### DO THIS
Pull out each line of the material below that contains the string "ticks".

┌─ RECORD EXTRACTS

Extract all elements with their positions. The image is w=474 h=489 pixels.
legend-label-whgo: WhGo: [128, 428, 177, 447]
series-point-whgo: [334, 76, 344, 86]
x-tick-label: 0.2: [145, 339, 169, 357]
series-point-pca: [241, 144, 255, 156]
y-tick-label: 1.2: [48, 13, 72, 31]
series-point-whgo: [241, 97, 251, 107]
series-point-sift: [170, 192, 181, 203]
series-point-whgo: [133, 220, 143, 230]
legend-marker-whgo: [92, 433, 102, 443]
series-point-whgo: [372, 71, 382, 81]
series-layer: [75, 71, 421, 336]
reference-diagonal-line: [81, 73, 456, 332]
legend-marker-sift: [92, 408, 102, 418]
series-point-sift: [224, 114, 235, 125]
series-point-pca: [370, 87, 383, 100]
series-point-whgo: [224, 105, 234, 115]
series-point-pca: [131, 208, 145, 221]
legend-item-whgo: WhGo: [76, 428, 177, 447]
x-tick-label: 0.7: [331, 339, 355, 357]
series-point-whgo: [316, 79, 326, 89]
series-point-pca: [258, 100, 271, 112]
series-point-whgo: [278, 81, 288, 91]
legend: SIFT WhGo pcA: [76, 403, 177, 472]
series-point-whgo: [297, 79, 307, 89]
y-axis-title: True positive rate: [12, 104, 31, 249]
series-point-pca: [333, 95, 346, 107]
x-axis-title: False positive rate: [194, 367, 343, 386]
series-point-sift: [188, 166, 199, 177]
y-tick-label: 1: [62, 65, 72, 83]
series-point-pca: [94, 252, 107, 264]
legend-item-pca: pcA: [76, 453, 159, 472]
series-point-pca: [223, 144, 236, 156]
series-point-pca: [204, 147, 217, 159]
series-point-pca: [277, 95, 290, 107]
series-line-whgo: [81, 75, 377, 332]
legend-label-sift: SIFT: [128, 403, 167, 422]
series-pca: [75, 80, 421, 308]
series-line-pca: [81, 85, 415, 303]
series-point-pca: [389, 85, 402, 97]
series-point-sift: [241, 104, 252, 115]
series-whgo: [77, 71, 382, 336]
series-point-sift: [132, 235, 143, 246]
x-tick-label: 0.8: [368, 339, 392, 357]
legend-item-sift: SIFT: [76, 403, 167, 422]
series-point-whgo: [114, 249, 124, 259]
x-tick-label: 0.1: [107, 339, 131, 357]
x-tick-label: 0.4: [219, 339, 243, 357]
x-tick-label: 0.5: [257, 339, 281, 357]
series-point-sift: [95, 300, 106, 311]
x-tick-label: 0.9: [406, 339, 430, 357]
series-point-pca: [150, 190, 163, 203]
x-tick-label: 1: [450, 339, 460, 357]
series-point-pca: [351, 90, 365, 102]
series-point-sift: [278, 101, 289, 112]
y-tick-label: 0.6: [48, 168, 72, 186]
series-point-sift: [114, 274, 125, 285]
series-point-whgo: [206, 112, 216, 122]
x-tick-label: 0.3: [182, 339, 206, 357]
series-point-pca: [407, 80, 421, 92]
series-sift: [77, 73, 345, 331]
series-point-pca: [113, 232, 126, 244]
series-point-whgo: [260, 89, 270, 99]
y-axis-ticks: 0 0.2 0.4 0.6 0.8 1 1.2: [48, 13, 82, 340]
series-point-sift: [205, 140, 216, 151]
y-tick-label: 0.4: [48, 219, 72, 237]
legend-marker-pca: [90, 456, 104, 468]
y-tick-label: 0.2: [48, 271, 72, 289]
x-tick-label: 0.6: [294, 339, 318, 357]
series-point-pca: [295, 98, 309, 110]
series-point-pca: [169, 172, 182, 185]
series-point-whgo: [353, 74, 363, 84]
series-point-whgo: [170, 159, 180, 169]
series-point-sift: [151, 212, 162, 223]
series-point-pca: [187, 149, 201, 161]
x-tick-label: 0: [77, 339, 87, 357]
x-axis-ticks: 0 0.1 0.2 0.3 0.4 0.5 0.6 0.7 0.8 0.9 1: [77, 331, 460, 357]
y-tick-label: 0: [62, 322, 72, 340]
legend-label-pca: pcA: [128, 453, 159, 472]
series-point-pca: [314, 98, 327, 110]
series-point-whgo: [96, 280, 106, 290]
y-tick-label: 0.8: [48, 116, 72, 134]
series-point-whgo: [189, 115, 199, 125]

└─

### FULL OUTPUT
y-axis-ticks: 0 0.2 0.4 0.6 0.8 1 1.2: [48, 13, 82, 340]
x-axis-ticks: 0 0.1 0.2 0.3 0.4 0.5 0.6 0.7 0.8 0.9 1: [77, 331, 460, 357]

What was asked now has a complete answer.